> **Aim**
Extract all data as written.
----------
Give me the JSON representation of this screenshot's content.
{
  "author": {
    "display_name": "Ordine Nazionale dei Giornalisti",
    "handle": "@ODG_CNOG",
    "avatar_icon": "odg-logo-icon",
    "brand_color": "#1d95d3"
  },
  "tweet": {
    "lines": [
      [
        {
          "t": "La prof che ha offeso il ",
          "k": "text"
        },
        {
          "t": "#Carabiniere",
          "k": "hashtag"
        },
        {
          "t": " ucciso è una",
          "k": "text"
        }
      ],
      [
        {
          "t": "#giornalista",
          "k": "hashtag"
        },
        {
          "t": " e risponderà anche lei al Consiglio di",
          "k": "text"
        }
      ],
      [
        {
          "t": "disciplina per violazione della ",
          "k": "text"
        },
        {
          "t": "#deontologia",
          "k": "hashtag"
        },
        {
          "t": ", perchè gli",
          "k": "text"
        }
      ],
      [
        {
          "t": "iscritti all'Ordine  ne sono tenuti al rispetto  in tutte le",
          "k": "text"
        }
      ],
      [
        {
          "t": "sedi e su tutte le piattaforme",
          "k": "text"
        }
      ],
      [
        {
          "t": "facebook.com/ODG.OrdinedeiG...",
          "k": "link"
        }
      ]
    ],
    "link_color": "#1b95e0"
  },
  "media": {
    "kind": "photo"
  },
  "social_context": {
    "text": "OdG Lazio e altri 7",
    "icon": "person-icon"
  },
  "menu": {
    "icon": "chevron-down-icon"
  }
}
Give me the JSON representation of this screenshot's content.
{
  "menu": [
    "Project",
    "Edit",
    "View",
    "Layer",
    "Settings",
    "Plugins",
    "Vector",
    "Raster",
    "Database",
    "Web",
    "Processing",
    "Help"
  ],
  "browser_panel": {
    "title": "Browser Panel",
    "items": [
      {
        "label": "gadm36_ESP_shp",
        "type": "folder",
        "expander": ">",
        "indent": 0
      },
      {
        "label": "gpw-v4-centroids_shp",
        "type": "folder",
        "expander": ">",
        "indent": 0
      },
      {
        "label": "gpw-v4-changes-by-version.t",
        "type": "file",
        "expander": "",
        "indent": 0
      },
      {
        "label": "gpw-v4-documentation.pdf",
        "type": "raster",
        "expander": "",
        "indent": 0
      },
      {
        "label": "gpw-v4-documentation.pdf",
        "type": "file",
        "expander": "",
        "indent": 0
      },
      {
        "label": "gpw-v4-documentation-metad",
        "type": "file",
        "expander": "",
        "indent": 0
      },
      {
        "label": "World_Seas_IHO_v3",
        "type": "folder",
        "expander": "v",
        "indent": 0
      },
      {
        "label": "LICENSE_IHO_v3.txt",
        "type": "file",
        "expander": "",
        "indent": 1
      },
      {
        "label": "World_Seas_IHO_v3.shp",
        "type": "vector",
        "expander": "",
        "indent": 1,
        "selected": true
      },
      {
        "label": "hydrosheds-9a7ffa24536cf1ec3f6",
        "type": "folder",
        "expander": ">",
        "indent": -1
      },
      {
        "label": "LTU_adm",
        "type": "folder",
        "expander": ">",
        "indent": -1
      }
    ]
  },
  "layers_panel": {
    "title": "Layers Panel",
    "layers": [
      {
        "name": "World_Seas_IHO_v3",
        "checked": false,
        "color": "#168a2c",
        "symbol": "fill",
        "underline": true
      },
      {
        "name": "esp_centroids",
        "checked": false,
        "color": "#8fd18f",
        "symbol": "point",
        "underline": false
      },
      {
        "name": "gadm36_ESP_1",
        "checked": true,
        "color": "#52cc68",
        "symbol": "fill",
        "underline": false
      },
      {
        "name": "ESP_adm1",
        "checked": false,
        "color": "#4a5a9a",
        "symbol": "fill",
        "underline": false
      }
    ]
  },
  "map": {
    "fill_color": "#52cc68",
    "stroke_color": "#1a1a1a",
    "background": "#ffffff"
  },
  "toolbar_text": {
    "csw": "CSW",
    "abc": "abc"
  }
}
----------
> **Answer for this exercise**
Give me the JSON representation of this screenshot's content.
{
  "author": {
    "display_name": "Ordine Nazionale dei Giornalisti",
    "handle": "@ODG_CNOG",
    "avatar_icon": "odg-logo-icon",
    "brand_color": "#1d95d3"
  },
  "tweet": {
    "lines": [
      [
        {
          "t": "La prof che ha offeso il ",
          "k": "text"
        },
        {
          "t": "#Carabiniere",
          "k": "hashtag"
        },
        {
          "t": " ucciso è una",
          "k": "text"
        }
      ],
      [
        {
          "t": "#giornalista",
          "k": "hashtag"
        },
        {
          "t": " e risponderà anche lei al Consiglio di",
          "k": "text"
        }
      ],
      [
        {
          "t": "disciplina per violazione della ",
          "k": "text"
        },
        {
          "t": "#deontologia",
          "k": "hashtag"
        },
        {
          "t": ", perchè gli",
          "k": "text"
        }
      ],
      [
        {
          "t": "iscritti all'Ordine  ne sono tenuti al rispetto  in tutte le",
          "k": "text"
        }
      ],
      [
        {
          "t": "sedi e su tutte le piattaforme",
          "k": "text"
        }
      ],
      [
        {
          "t": "facebook.com/ODG.OrdinedeiG...",
          "k": "link"
        }
      ]
    ],
    "link_color": "#1b95e0"
  },
  "media": {
    "kind": "photo"
  },
  "social_context": {
    "text": "OdG Lazio e altri 7",
    "icon": "person-icon"
  },
  "menu": {
    "icon": "chevron-down-icon"
  }
}
Give me the JSON representation of this screenshot's content.
{
  "menu": [
    "Project",
    "Edit",
    "View",
    "Layer",
    "Settings",
    "Plugins",
    "Vector",
    "Raster",
    "Database",
    "Web",
    "Processing",
    "Help"
  ],
  "browser_panel": {
    "title": "Browser Panel",
    "items": [
      {
        "label": "gadm36_ESP_shp",
        "type": "folder",
        "expander": ">",
        "indent": 0
      },
      {
        "label": "gpw-v4-centroids_shp",
        "type": "folder",
        "expander": ">",
        "indent": 0
      },
      {
        "label": "gpw-v4-changes-by-version.t",
        "type": "file",
        "expander": "",
        "indent": 0
      },
      {
        "label": "gpw-v4-documentation.pdf",
        "type": "raster",
        "expander": "",
        "indent": 0
      },
      {
        "label": "gpw-v4-documentation.pdf",
        "type": "file",
        "expander": "",
        "indent": 0
      },
      {
        "label": "gpw-v4-documentation-metad",
        "type": "file",
        "expander": "",
        "indent": 0
      },
      {
        "label": "World_Seas_IHO_v3",
        "type": "folder",
        "expander": "v",
        "indent": 0
      },
      {
        "label": "LICENSE_IHO_v3.txt",
        "type": "file",
        "expander": "",
        "indent": 1
      },
      {
        "label": "World_Seas_IHO_v3.shp",
        "type": "vector",
        "expander": "",
        "indent": 1,
        "selected": true
      },
      {
        "label": "hydrosheds-9a7ffa24536cf1ec3f6",
        "type": "folder",
        "expander": ">",
        "indent": -1
      },
      {
        "label": "LTU_adm",
        "type": "folder",
        "expander": ">",
        "indent": -1
      }
    ]
  },
  "layers_panel": {
    "title": "Layers Panel",
    "layers": [
      {
        "name": "World_Seas_IHO_v3",
        "checked": false,
        "color": "#168a2c",
        "symbol": "fill",
        "underline": true
      },
      {
        "name": "esp_centroids",
        "checked": false,
        "color": "#8fd18f",
        "symbol": "point",
        "underline": false
      },
      {
        "name": "gadm36_ESP_1",
        "checked": true,
        "color": "#52cc68",
        "symbol": "fill",
        "underline": false
      },
      {
        "name": "ESP_adm1",
        "checked": false,
        "color": "#4a5a9a",
        "symbol": "fill",
        "underline": false
      }
    ]
  },
  "map": {
    "fill_color": "#52cc68",
    "stroke_color": "#1a1a1a",
    "background": "#ffffff"
  },
  "toolbar_text": {
    "csw": "CSW",
    "abc": "abc"
  }
}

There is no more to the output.